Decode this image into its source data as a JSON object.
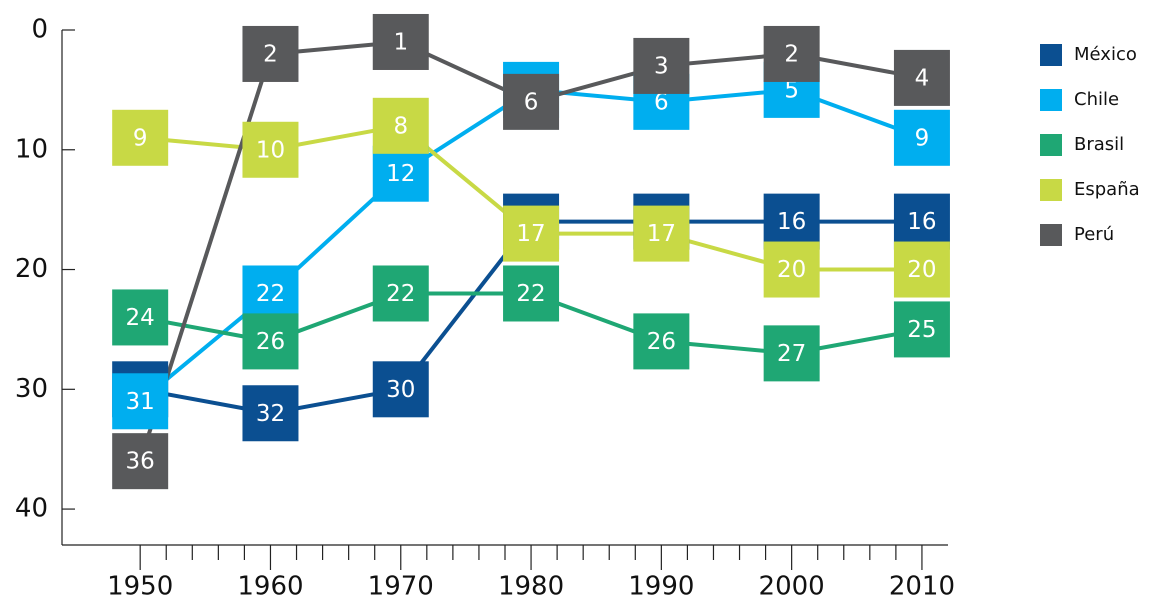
{
  "chart_data": {
    "type": "line",
    "x": [
      1950,
      1960,
      1970,
      1980,
      1990,
      2000,
      2010
    ],
    "series": [
      {
        "name": "México",
        "color": "#0b4f91",
        "values": [
          30,
          32,
          30,
          16,
          16,
          16,
          16
        ]
      },
      {
        "name": "Chile",
        "color": "#00aeef",
        "values": [
          31,
          22,
          12,
          5,
          6,
          5,
          9
        ]
      },
      {
        "name": "Brasil",
        "color": "#1fa774",
        "values": [
          24,
          26,
          22,
          22,
          26,
          27,
          25
        ]
      },
      {
        "name": "España",
        "color": "#c8d945",
        "values": [
          9,
          10,
          8,
          17,
          17,
          20,
          20
        ]
      },
      {
        "name": "Perú",
        "color": "#58595b",
        "values": [
          36,
          2,
          1,
          6,
          3,
          2,
          4
        ]
      }
    ],
    "xlim": [
      1944,
      2012
    ],
    "xticks": [
      1950,
      1960,
      1970,
      1980,
      1990,
      2000,
      2010
    ],
    "xminor_ticks": [
      1952,
      1954,
      1956,
      1958,
      1962,
      1964,
      1966,
      1968,
      1972,
      1974,
      1976,
      1978,
      1982,
      1984,
      1986,
      1988,
      1992,
      1994,
      1996,
      1998,
      2002,
      2004,
      2006,
      2008
    ],
    "ylim": [
      43,
      0
    ],
    "yticks": [
      0,
      10,
      20,
      30,
      40
    ],
    "legend": "right"
  }
}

++++

Objective »
Give the count of lines in the records that contain "name", and no other text.

Correct result »
5